• _DIRECTION_: Give back the whole listing exactly as shown.

───

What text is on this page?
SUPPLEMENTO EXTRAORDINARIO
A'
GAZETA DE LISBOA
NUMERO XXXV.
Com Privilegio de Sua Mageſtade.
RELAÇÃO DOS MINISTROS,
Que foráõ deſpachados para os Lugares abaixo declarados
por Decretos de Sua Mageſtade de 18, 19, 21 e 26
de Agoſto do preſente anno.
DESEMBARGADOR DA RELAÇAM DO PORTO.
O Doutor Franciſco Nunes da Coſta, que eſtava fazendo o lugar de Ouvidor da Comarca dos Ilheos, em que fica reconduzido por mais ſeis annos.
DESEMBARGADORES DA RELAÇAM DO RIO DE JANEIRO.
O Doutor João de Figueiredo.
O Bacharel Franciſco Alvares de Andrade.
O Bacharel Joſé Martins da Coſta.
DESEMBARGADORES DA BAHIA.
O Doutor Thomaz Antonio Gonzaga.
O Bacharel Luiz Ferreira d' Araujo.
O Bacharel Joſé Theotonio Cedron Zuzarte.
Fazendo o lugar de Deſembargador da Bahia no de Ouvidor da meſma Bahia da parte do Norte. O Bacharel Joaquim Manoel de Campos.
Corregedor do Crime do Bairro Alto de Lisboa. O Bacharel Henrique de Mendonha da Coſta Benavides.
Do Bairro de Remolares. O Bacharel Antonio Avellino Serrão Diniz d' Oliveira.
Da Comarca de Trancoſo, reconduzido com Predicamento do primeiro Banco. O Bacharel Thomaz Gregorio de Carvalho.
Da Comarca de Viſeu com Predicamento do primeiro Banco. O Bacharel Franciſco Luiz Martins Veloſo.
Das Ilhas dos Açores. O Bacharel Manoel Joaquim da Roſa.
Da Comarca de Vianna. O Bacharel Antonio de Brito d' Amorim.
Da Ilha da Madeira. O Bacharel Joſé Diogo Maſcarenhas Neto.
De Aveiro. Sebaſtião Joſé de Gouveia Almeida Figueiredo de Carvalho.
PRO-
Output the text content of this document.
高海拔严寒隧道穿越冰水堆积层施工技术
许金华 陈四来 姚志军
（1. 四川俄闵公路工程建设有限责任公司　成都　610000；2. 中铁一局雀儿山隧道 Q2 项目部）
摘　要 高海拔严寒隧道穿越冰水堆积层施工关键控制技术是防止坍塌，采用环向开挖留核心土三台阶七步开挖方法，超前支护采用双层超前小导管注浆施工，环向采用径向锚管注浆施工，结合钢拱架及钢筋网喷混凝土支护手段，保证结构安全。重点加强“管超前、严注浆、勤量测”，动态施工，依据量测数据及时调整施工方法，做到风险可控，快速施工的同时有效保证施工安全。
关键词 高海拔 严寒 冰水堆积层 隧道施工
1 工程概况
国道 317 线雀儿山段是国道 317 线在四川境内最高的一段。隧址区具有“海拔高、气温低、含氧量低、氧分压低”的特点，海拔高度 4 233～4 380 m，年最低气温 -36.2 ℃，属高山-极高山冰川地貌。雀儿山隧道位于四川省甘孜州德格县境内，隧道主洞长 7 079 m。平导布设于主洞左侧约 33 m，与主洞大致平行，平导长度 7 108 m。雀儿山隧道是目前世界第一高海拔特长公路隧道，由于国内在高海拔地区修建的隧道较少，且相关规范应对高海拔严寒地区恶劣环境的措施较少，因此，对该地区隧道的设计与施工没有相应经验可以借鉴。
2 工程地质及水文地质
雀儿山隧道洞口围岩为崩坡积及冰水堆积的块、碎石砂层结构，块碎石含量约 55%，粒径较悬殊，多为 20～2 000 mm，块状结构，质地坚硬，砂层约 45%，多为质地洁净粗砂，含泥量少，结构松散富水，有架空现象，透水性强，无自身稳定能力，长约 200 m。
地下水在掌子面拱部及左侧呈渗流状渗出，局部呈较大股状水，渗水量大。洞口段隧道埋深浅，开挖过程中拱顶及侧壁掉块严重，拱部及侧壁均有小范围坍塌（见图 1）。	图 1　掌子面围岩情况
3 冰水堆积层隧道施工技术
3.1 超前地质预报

───

• _RESPONSE BELOW_:
What text is on this page?
SUPPLEMENTO EXTRAORDINARIO
A'
GAZETA DE LISBOA
NUMERO XXXV.
Com Privilegio de Sua Mageſtade.
RELAÇÃO DOS MINISTROS,
Que foráõ deſpachados para os Lugares abaixo declarados
por Decretos de Sua Mageſtade de 18, 19, 21 e 26
de Agoſto do preſente anno.
DESEMBARGADOR DA RELAÇAM DO PORTO.
O Doutor Franciſco Nunes da Coſta, que eſtava fazendo o lugar de Ouvidor da Comarca dos Ilheos, em que fica reconduzido por mais ſeis annos.
DESEMBARGADORES DA RELAÇAM DO RIO DE JANEIRO.
O Doutor João de Figueiredo.
O Bacharel Franciſco Alvares de Andrade.
O Bacharel Joſé Martins da Coſta.
DESEMBARGADORES DA BAHIA.
O Doutor Thomaz Antonio Gonzaga.
O Bacharel Luiz Ferreira d' Araujo.
O Bacharel Joſé Theotonio Cedron Zuzarte.
Fazendo o lugar de Deſembargador da Bahia no de Ouvidor da meſma Bahia da parte do Norte. O Bacharel Joaquim Manoel de Campos.
Corregedor do Crime do Bairro Alto de Lisboa. O Bacharel Henrique de Mendonha da Coſta Benavides.
Do Bairro de Remolares. O Bacharel Antonio Avellino Serrão Diniz d' Oliveira.
Da Comarca de Trancoſo, reconduzido com Predicamento do primeiro Banco. O Bacharel Thomaz Gregorio de Carvalho.
Da Comarca de Viſeu com Predicamento do primeiro Banco. O Bacharel Franciſco Luiz Martins Veloſo.
Das Ilhas dos Açores. O Bacharel Manoel Joaquim da Roſa.
Da Comarca de Vianna. O Bacharel Antonio de Brito d' Amorim.
Da Ilha da Madeira. O Bacharel Joſé Diogo Maſcarenhas Neto.
De Aveiro. Sebaſtião Joſé de Gouveia Almeida Figueiredo de Carvalho.
PRO-
Output the text content of this document.
高海拔严寒隧道穿越冰水堆积层施工技术
许金华 陈四来 姚志军
（1. 四川俄闵公路工程建设有限责任公司　成都　610000；2. 中铁一局雀儿山隧道 Q2 项目部）
摘　要 高海拔严寒隧道穿越冰水堆积层施工关键控制技术是防止坍塌，采用环向开挖留核心土三台阶七步开挖方法，超前支护采用双层超前小导管注浆施工，环向采用径向锚管注浆施工，结合钢拱架及钢筋网喷混凝土支护手段，保证结构安全。重点加强“管超前、严注浆、勤量测”，动态施工，依据量测数据及时调整施工方法，做到风险可控，快速施工的同时有效保证施工安全。
关键词 高海拔 严寒 冰水堆积层 隧道施工
1 工程概况
国道 317 线雀儿山段是国道 317 线在四川境内最高的一段。隧址区具有“海拔高、气温低、含氧量低、氧分压低”的特点，海拔高度 4 233～4 380 m，年最低气温 -36.2 ℃，属高山-极高山冰川地貌。雀儿山隧道位于四川省甘孜州德格县境内，隧道主洞长 7 079 m。平导布设于主洞左侧约 33 m，与主洞大致平行，平导长度 7 108 m。雀儿山隧道是目前世界第一高海拔特长公路隧道，由于国内在高海拔地区修建的隧道较少，且相关规范应对高海拔严寒地区恶劣环境的措施较少，因此，对该地区隧道的设计与施工没有相应经验可以借鉴。
2 工程地质及水文地质
雀儿山隧道洞口围岩为崩坡积及冰水堆积的块、碎石砂层结构，块碎石含量约 55%，粒径较悬殊，多为 20～2 000 mm，块状结构，质地坚硬，砂层约 45%，多为质地洁净粗砂，含泥量少，结构松散富水，有架空现象，透水性强，无自身稳定能力，长约 200 m。
地下水在掌子面拱部及左侧呈渗流状渗出，局部呈较大股状水，渗水量大。洞口段隧道埋深浅，开挖过程中拱顶及侧壁掉块严重，拱部及侧壁均有小范围坍塌（见图 1）。	图 1　掌子面围岩情况
3 冰水堆积层隧道施工技术
3.1 超前地质预报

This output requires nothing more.